- RECORD SET:
** start **

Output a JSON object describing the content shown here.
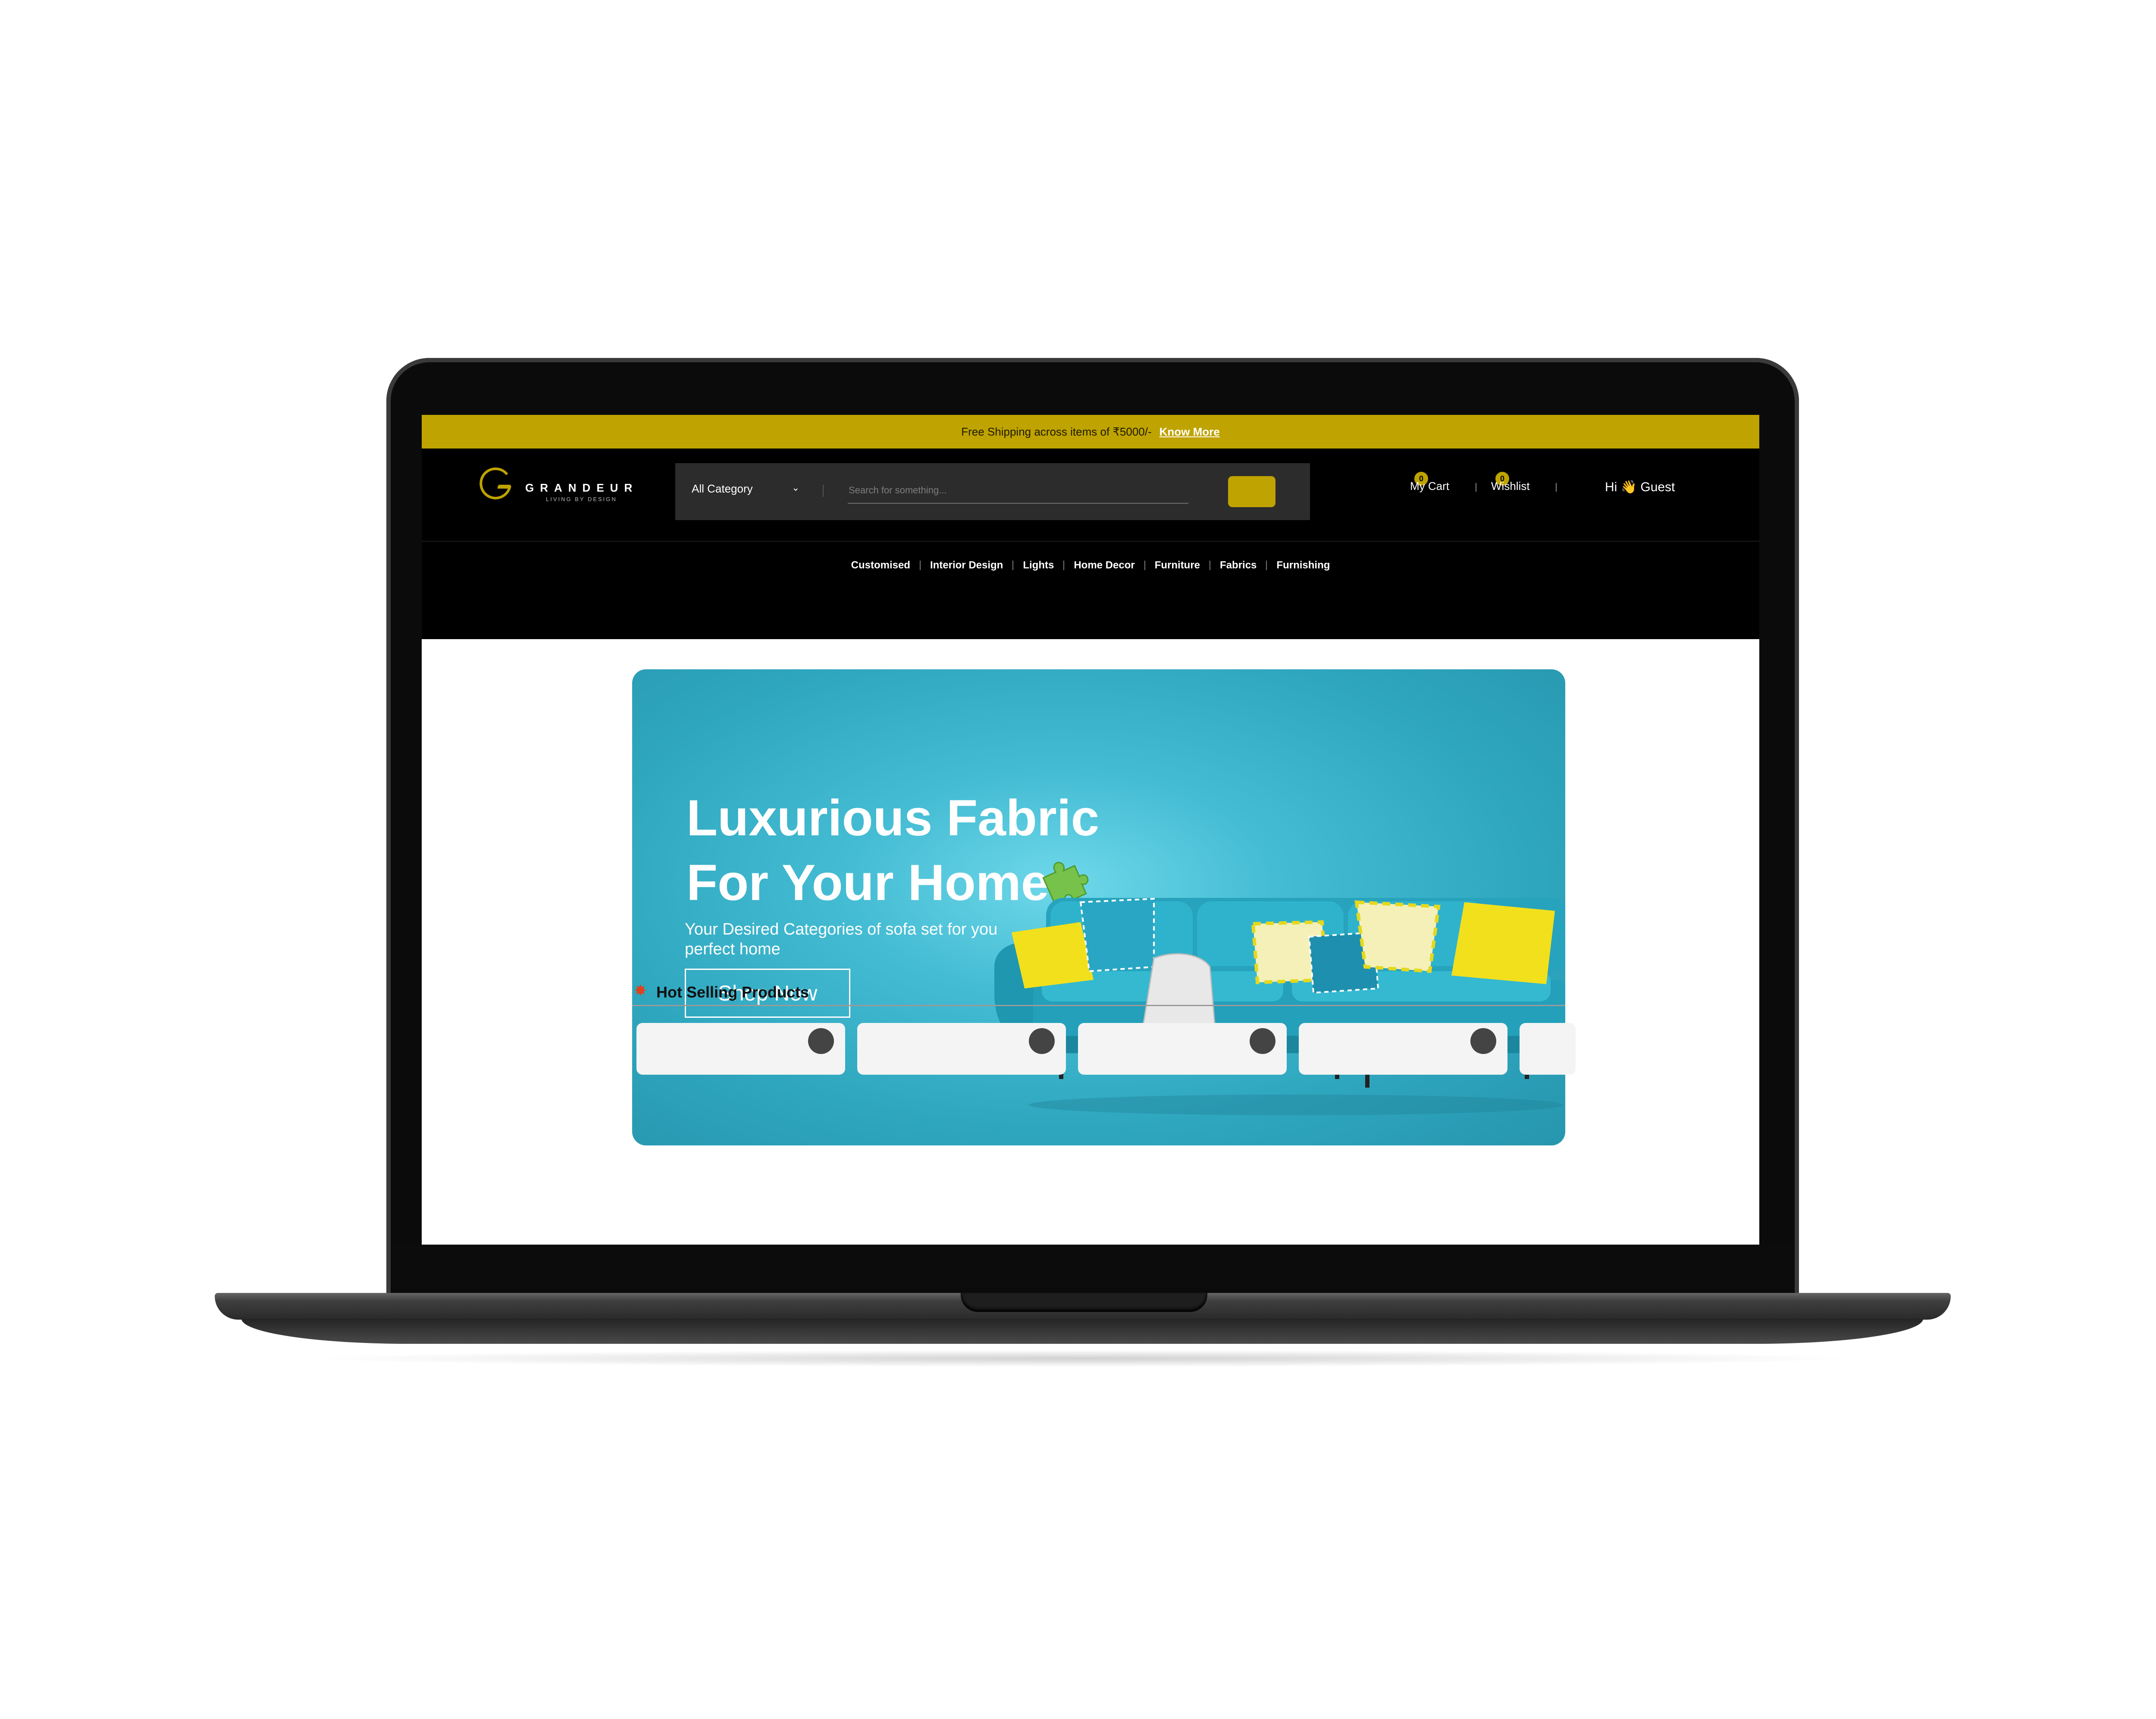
{
  "promo": {
    "text": "Free Shipping across items of ₹5000/-",
    "link_label": "Know More"
  },
  "brand": {
    "name": "GRANDEUR",
    "tagline": "LIVING BY DESIGN",
    "accent_color": "#bfa300"
  },
  "search": {
    "category": "All Category",
    "placeholder": "Search for something..."
  },
  "header": {
    "cart_label": "My Cart",
    "cart_count": "0",
    "wishlist_label": "Wishlist",
    "wishlist_count": "0",
    "greeting": "Hi 👋 Guest"
  },
  "nav": {
    "items": [
      "Customised",
      "Interior Design",
      "Lights",
      "Home Decor",
      "Furniture",
      "Fabrics",
      "Furnishing"
    ]
  },
  "hero": {
    "title_line1": "Luxurious Fabric",
    "title_line2": "For Your Home",
    "subtitle": "Your Desired Categories of sofa set for you perfect home",
    "cta": "Shop Now",
    "background_color": "#2fa7bf"
  },
  "section": {
    "hot_title": "Hot Selling Products"
  }
}
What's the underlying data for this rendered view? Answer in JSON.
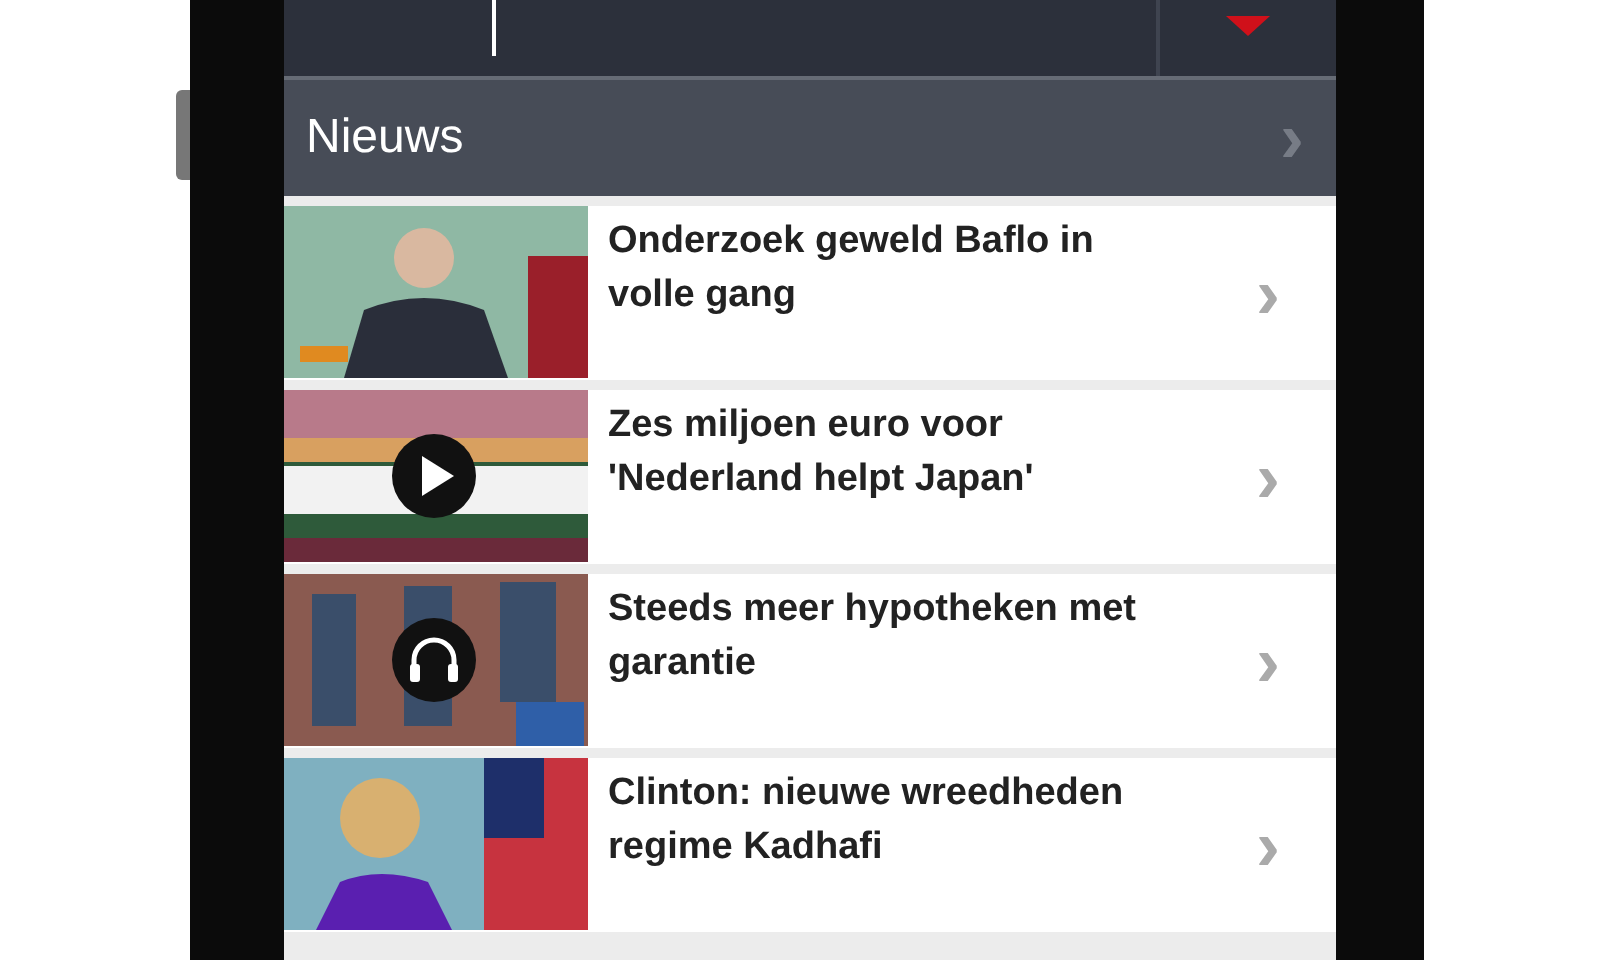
{
  "section": {
    "title": "Nieuws",
    "chevron": "›"
  },
  "articles": [
    {
      "title": "Onderzoek geweld Baflo in volle gang",
      "chevron": "›"
    },
    {
      "title": "Zes miljoen euro voor 'Nederland helpt Japan'",
      "kind": "video",
      "chevron": "›"
    },
    {
      "title": "Steeds meer hypotheken met garantie",
      "kind": "audio",
      "chevron": "›"
    },
    {
      "title": "Clinton: nieuwe wreedheden regime Kadhafi",
      "chevron": "›"
    }
  ]
}
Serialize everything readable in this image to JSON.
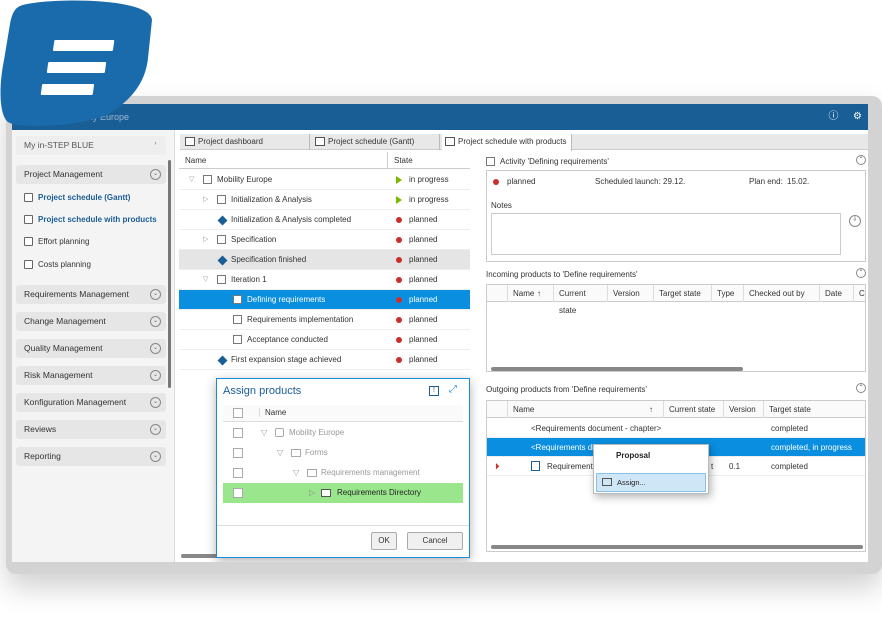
{
  "app": {
    "title": "Mobility Europe",
    "user_menu": "My in-STEP BLUE"
  },
  "colors": {
    "accent": "#1a5e96",
    "selection": "#0a8ee0",
    "planned": "#c9302c",
    "in_progress": "#7ab800",
    "highlight": "#9ae68c"
  },
  "sidebar": {
    "project_management": "Project Management",
    "items": [
      "Project schedule (Gantt)",
      "Project schedule with products",
      "Effort planning",
      "Costs planning"
    ],
    "groups": [
      "Requirements Management",
      "Change Management",
      "Quality  Management",
      "Risk Management",
      "Konfiguration Management",
      "Reviews",
      "Reporting"
    ]
  },
  "tabs": [
    "Project dashboard",
    "Project schedule (Gantt)",
    "Project schedule with products"
  ],
  "tree": {
    "headers": [
      "Name",
      "State"
    ],
    "rows": [
      {
        "name": "Mobility Europe",
        "state": "in progress"
      },
      {
        "name": "Initialization & Analysis",
        "state": "in progress"
      },
      {
        "name": "Initialization & Analysis completed",
        "state": "planned"
      },
      {
        "name": "Specification",
        "state": "planned"
      },
      {
        "name": "Specification finished",
        "state": "planned"
      },
      {
        "name": "Iteration 1",
        "state": "planned"
      },
      {
        "name": "Defining requirements",
        "state": "planned"
      },
      {
        "name": "Requirements implementation",
        "state": "planned"
      },
      {
        "name": "Acceptance conducted",
        "state": "planned"
      },
      {
        "name": "First expansion stage achieved",
        "state": "planned"
      }
    ]
  },
  "activity": {
    "title": "Activity 'Defining requirements'",
    "state": "planned",
    "scheduled_label": "Scheduled launch:",
    "scheduled_value": "29.12.",
    "plan_end_label": "Plan end:",
    "plan_end_value": "15.02.",
    "notes_label": "Notes"
  },
  "incoming": {
    "title": "Incoming products to 'Define requirements'",
    "columns": [
      "Name",
      "Current state",
      "Version",
      "Target state",
      "Type",
      "Checked out by",
      "Date",
      "Co"
    ]
  },
  "outgoing": {
    "title": "Outgoing products from 'Define requirements'",
    "columns": [
      "Name",
      "Current state",
      "Version",
      "Target state"
    ],
    "rows": [
      {
        "name": "<Requirements document - chapter>",
        "version": "",
        "target": "completed"
      },
      {
        "name": "<Requirements di",
        "version": "",
        "target": "completed, in progress"
      },
      {
        "name": "Requirements",
        "state_frag": "t",
        "version": "0.1",
        "target": "completed"
      }
    ]
  },
  "dialog": {
    "title": "Assign products",
    "header": "Name",
    "rows": [
      "Mobility Europe",
      "Forms",
      "Requirements management",
      "Requirements Directory"
    ],
    "ok": "OK",
    "cancel": "Cancel"
  },
  "context_menu": {
    "items": [
      "Proposal",
      "Assign..."
    ]
  }
}
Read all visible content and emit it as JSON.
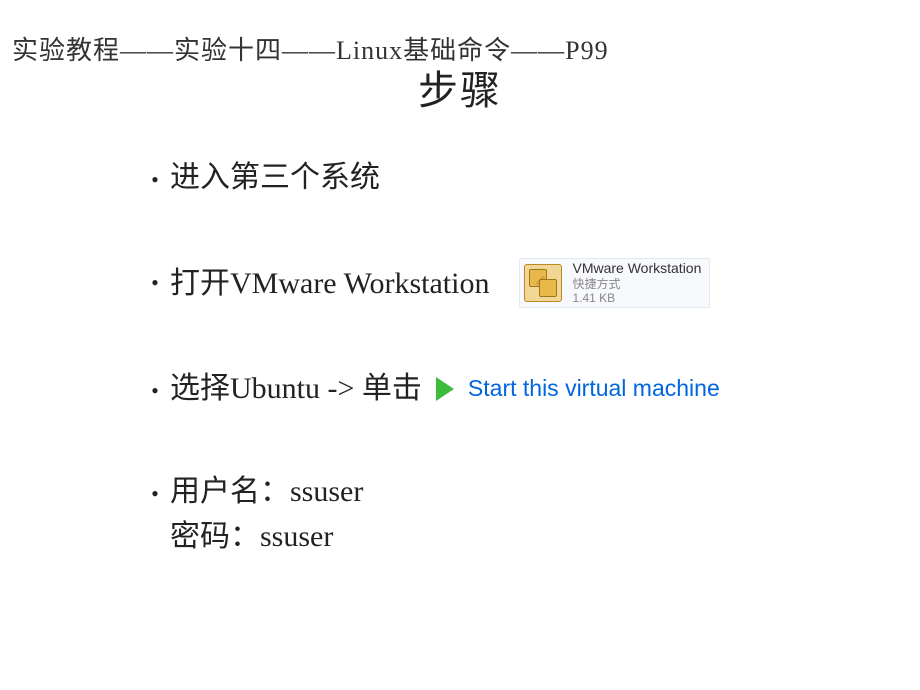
{
  "header": "实验教程——实验十四——Linux基础命令——P99",
  "title": "步骤",
  "bullets": {
    "item1": "进入第三个系统",
    "item2": "打开VMware Workstation",
    "item3": "选择Ubuntu  -> 单击",
    "item4_line1": "用户名：ssuser",
    "item4_line2": "密码：ssuser"
  },
  "shortcut": {
    "name": "VMware Workstation",
    "type": "快捷方式",
    "size": "1.41 KB"
  },
  "start_vm": {
    "label": "Start this virtual machine"
  }
}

** end **

- WHAT IS ASKED: Where a line holds "content", copy it out.

- RESPONSE TO THIS EXERCISE:
Output a JSON object describing the content shown here.
Read all visible content and emit it as JSON.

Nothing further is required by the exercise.